[Dataset items]

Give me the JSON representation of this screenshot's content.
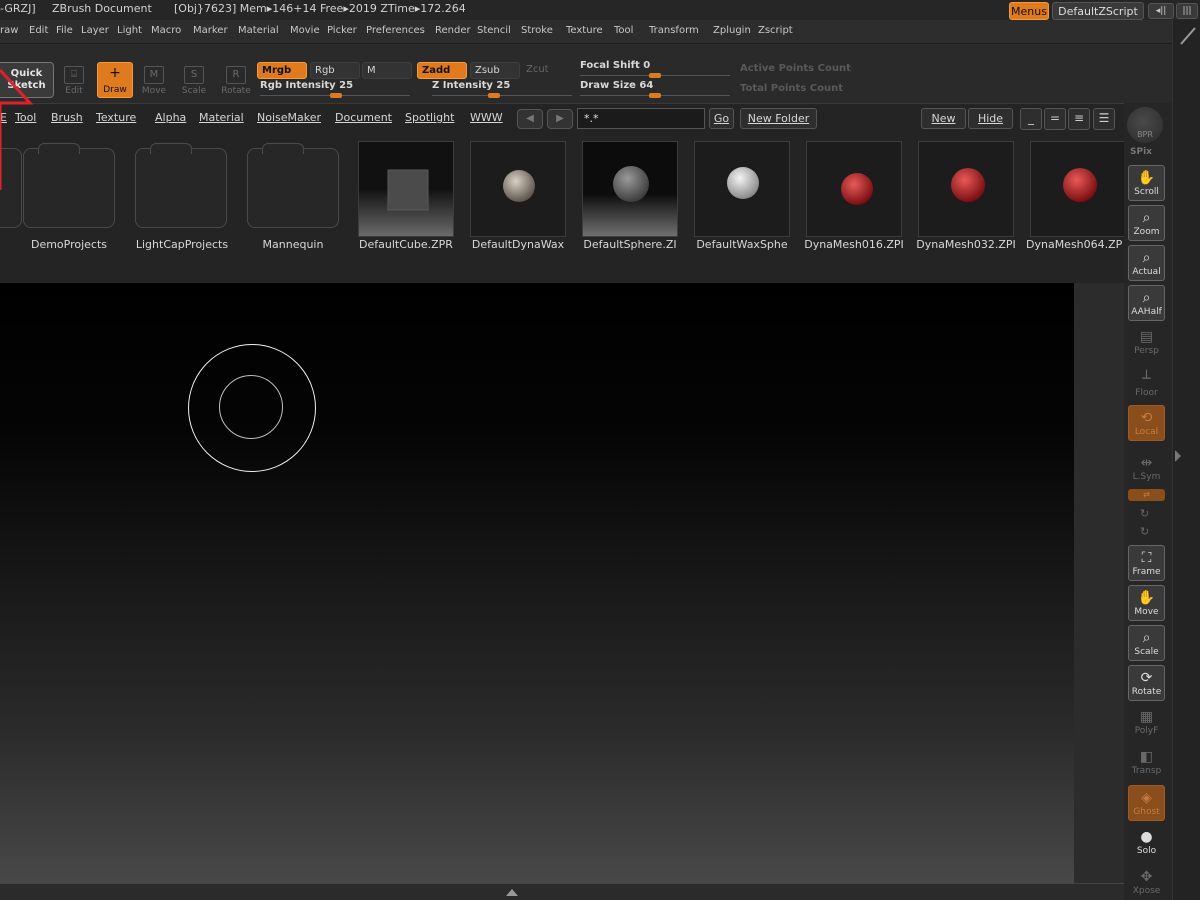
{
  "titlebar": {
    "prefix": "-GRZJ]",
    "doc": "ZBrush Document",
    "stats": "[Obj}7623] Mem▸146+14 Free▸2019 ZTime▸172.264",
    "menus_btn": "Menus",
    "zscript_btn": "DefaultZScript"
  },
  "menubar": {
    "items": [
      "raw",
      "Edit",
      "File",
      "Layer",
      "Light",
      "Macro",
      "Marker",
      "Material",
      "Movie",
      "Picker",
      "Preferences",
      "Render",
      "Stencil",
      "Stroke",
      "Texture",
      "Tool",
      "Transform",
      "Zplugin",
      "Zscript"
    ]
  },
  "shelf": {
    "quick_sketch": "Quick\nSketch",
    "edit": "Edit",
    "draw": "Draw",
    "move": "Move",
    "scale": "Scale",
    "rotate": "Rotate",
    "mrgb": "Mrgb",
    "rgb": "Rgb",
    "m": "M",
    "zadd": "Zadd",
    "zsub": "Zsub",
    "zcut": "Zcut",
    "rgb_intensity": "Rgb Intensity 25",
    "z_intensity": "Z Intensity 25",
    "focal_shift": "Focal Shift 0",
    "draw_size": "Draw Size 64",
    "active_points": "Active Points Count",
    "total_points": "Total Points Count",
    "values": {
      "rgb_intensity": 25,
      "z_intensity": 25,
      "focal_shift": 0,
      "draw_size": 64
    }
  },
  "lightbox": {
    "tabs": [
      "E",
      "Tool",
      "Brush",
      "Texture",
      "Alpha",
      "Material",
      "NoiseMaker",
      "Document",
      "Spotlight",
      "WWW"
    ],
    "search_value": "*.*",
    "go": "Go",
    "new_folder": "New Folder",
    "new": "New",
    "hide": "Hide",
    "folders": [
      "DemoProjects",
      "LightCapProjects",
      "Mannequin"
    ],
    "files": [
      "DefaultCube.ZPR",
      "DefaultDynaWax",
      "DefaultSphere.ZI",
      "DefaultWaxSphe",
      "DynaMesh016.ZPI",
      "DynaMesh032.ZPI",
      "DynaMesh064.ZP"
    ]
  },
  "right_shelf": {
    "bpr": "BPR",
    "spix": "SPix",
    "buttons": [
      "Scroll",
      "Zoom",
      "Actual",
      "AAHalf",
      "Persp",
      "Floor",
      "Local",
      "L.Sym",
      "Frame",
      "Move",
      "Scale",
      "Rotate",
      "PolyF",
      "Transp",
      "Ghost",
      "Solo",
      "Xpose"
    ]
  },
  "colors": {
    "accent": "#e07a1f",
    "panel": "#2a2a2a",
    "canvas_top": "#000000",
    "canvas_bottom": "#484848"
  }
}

**What the exercise asks**
For the entries above, state how many lines contain the word "Count". Provide the number by itself.

**Solution below**
2